== Listed records ==
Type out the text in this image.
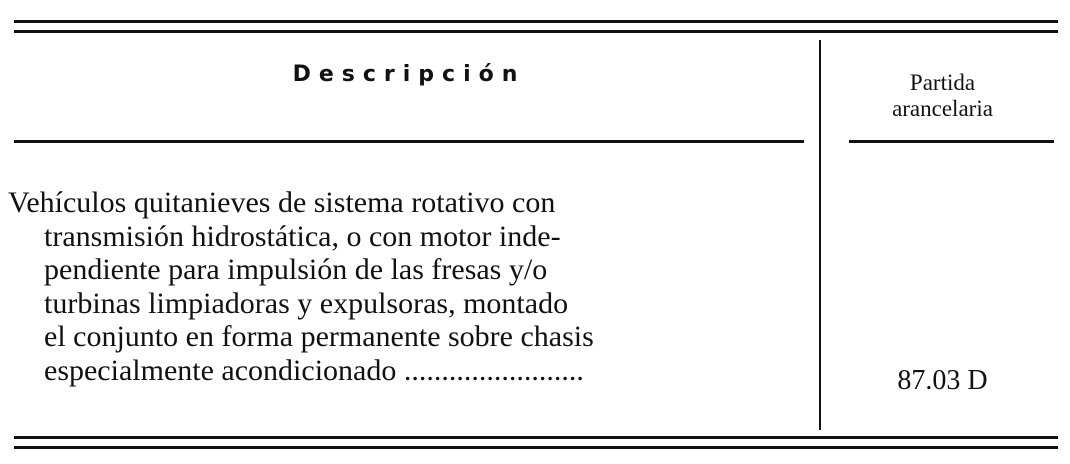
Descripción	Partida
arancelaria
Vehículos quitanieves de sistema rotativo con
transmisión hidrostática, o con motor inde-
pendiente para impulsión de las fresas y/o
turbinas limpiadoras y expulsoras, montado
el conjunto en forma permanente sobre chasis
especialmente acondicionado ........................	87.03 D
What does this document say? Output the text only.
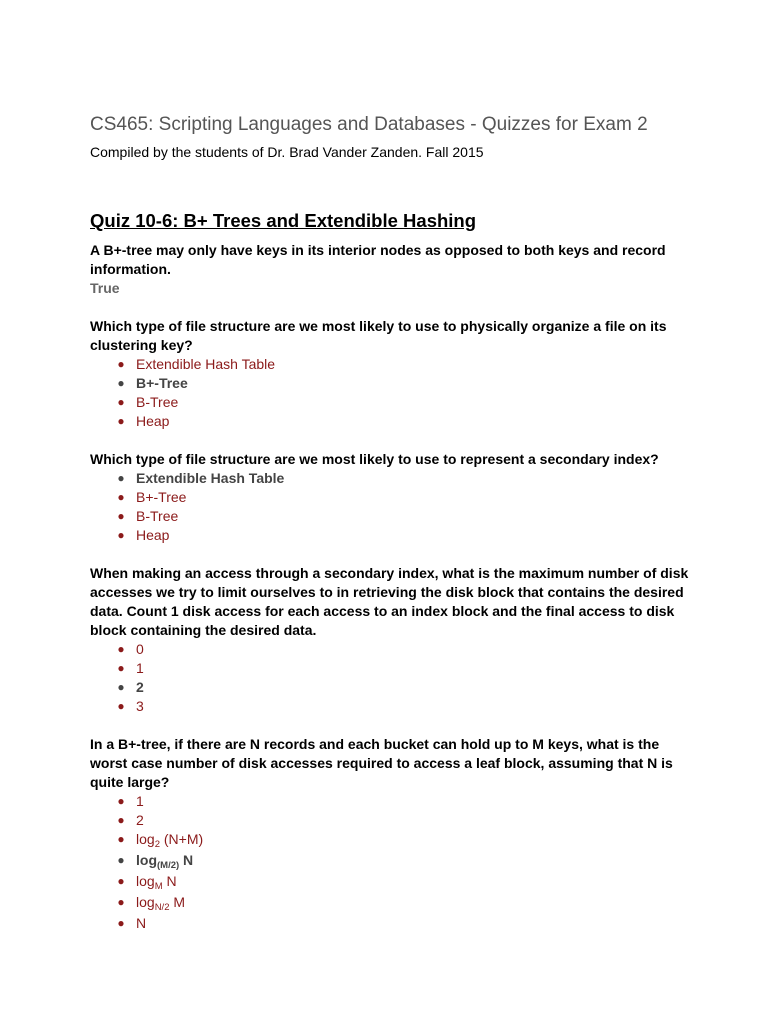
CS465: Scripting Languages and Databases - Quizzes for Exam 2
Compiled by the students of Dr. Brad Vander Zanden. Fall 2015
Quiz 10-6: B+ Trees and Extendible Hashing

A B+-tree may only have keys in its interior nodes as opposed to both keys and record information.

True

Which type of file structure are we most likely to use to physically organize a file on its clustering key?

● Extendible Hash Table
● B+-Tree
● B-Tree
● Heap

Which type of file structure are we most likely to use to represent a secondary index?

● Extendible Hash Table
● B+-Tree
● B-Tree
● Heap

When making an access through a secondary index, what is the maximum number of disk accesses we try to limit ourselves to in retrieving the disk block that contains the desired data. Count 1 disk access for each access to an index block and the final access to disk block containing the desired data.

● 0
● 1
● 2
● 3

In a B+-tree, if there are N records and each bucket can hold up to M keys, what is the worst case number of disk accesses required to access a leaf block, assuming that N is quite large?

● 1
● 2
● $\log_2 (N+M)$
● $\log_{(M/2)} N$
● $\log_M N$
● $\log_{N/2} M$
● N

== What you will do ==
Every line of the listing that holds "keys" should be found and copied.

== Answer below ==
A B+-tree may only have keys in its interior nodes as opposed to both keys and record information.
In a B+-tree, if there are N records and each bucket can hold up to M keys, what is the worst case number of disk accesses required to access a leaf block, assuming that N is quite large?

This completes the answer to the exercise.